*REQUIRED WORK*. Copy each line below in which the string "dollar" occurs.

# start of DATASET RECORDS

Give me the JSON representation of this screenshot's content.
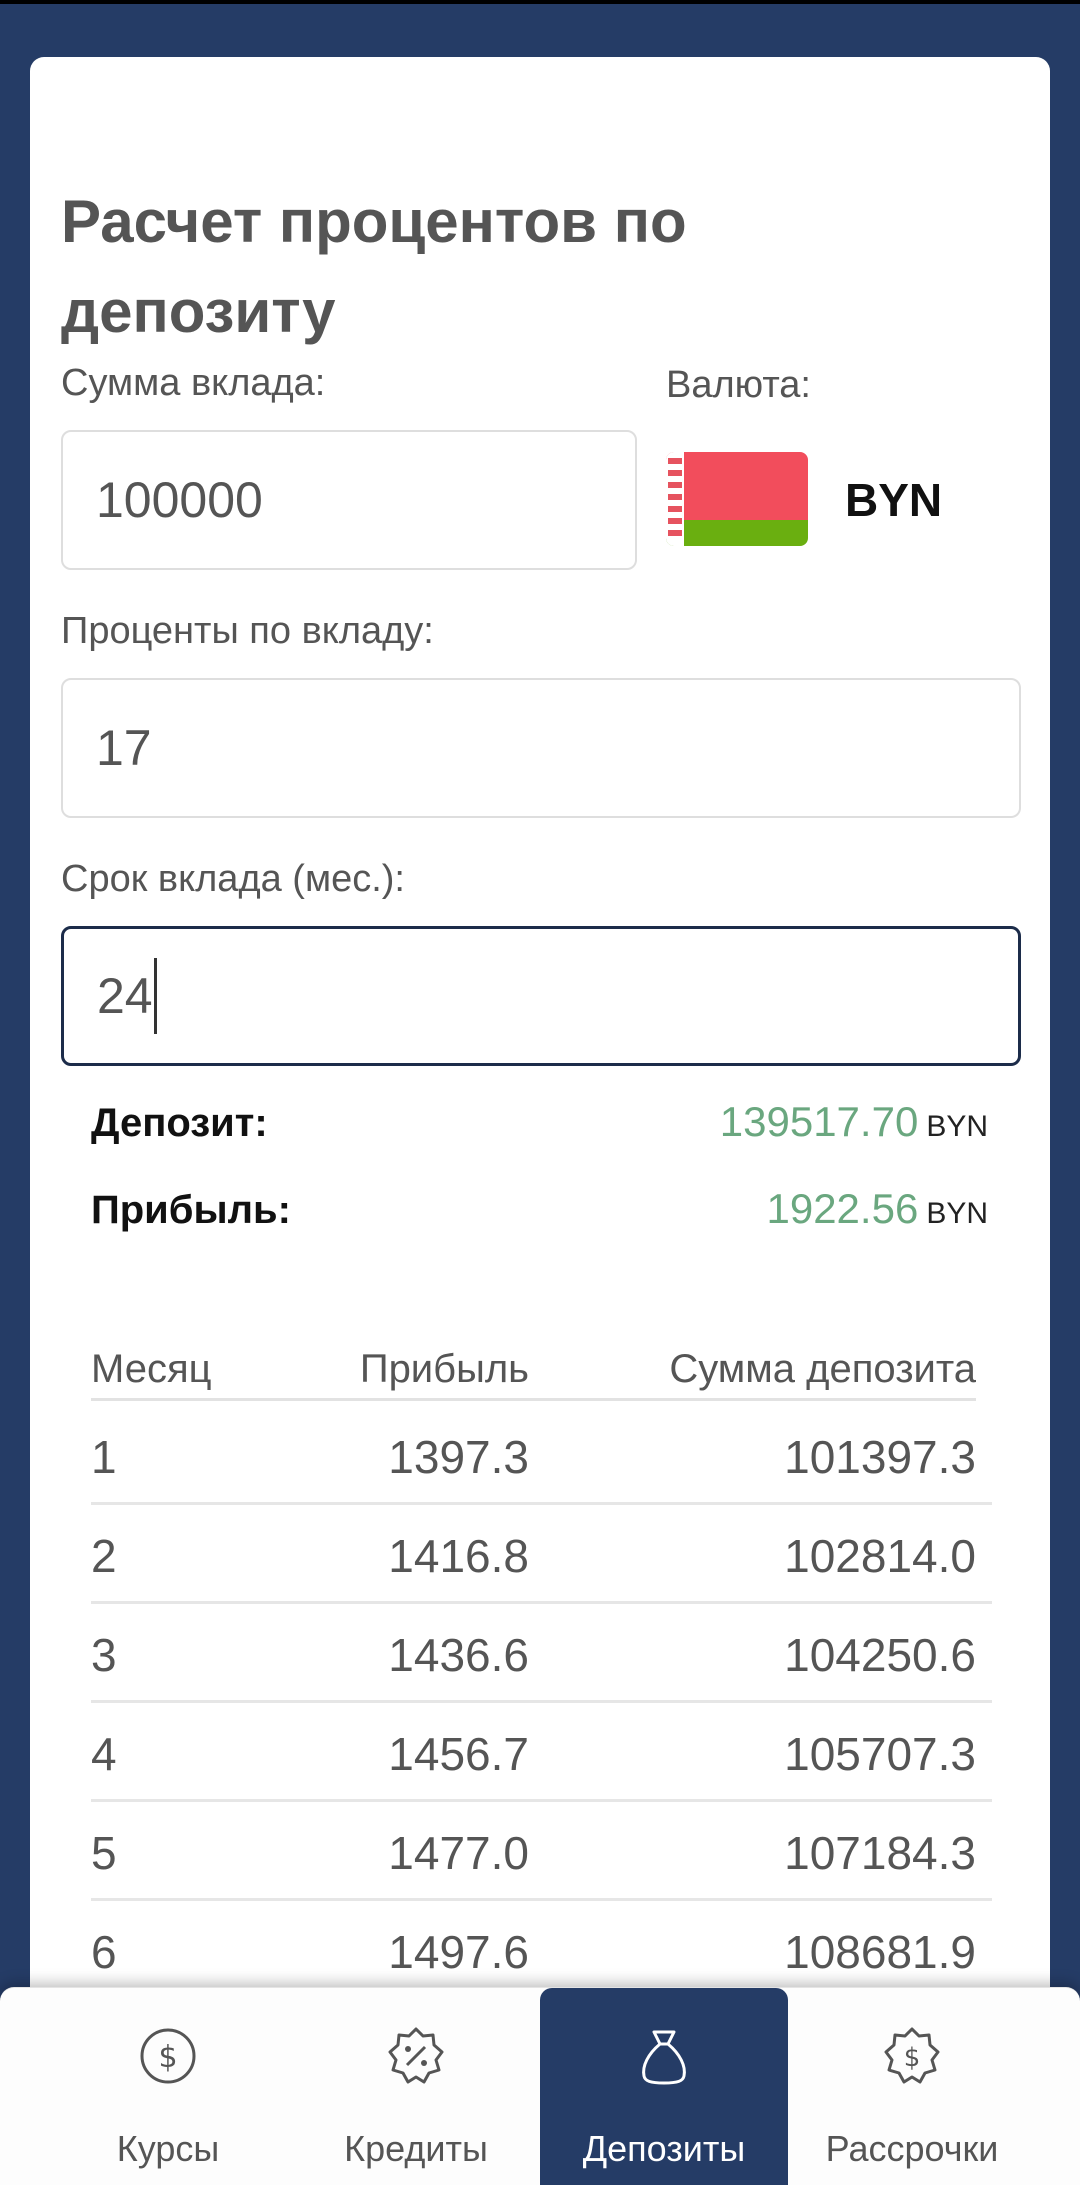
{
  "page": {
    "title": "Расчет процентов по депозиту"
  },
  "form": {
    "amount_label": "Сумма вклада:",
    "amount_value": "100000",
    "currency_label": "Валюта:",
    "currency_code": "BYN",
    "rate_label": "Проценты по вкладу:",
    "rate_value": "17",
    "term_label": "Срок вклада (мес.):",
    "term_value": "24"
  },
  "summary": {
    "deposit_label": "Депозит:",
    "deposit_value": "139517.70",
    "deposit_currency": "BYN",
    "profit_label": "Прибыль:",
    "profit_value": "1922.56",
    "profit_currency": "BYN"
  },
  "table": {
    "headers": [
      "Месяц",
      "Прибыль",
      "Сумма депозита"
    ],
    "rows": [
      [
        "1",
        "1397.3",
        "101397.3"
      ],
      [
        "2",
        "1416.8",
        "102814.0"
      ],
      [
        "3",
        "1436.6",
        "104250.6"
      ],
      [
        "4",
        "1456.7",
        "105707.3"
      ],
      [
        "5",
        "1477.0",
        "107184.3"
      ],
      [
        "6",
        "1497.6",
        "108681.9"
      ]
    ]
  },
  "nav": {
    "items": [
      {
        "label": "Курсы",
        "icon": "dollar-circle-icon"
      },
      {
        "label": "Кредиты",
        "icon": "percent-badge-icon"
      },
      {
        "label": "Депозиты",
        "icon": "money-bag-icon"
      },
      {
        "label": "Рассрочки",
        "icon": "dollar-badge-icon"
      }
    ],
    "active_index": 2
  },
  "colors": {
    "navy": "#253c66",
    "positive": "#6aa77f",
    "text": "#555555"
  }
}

# end of DATASET RECORDS

*COMPLETE OUTPUT*.
        "icon": "dollar-circle-icon"
        "icon": "dollar-badge-icon"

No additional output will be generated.